## [THE EXERCISE]
Extract each line from the entries below that has the string "eMarketer" in it.

[Dataset entries on figures]
◆ ◆ ◆ ◆ ◆
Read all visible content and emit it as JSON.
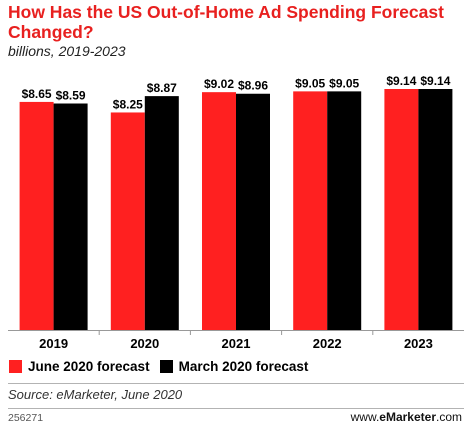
{
  "chart_data": {
    "type": "bar",
    "title": "How Has the US Out-of-Home Ad Spending Forecast Changed?",
    "subtitle": "billions, 2019-2023",
    "categories": [
      "2019",
      "2020",
      "2021",
      "2022",
      "2023"
    ],
    "series": [
      {
        "name": "June 2020 forecast",
        "values": [
          8.65,
          8.25,
          9.02,
          9.05,
          9.14
        ],
        "labels": [
          "$8.65",
          "$8.25",
          "$9.02",
          "$9.05",
          "$9.14"
        ],
        "color": "#ff2020"
      },
      {
        "name": "March 2020 forecast",
        "values": [
          8.59,
          8.87,
          8.96,
          9.05,
          9.14
        ],
        "labels": [
          "$8.59",
          "$8.87",
          "$8.96",
          "$9.05",
          "$9.14"
        ],
        "color": "#000000"
      }
    ],
    "ylim": [
      0,
      9.14
    ],
    "legend_position": "bottom-left",
    "grid": false
  },
  "footer": {
    "source": "Source: eMarketer, June 2020",
    "code": "256271",
    "brand_prefix": "www.",
    "brand_name": "eMarketer",
    "brand_suffix": ".com"
  }
}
◆ ◆ ◆ ◆ ◆
## [ANSWER TO THE TASK]
    "source": "Source: eMarketer, June 2020",
    "brand_name": "eMarketer",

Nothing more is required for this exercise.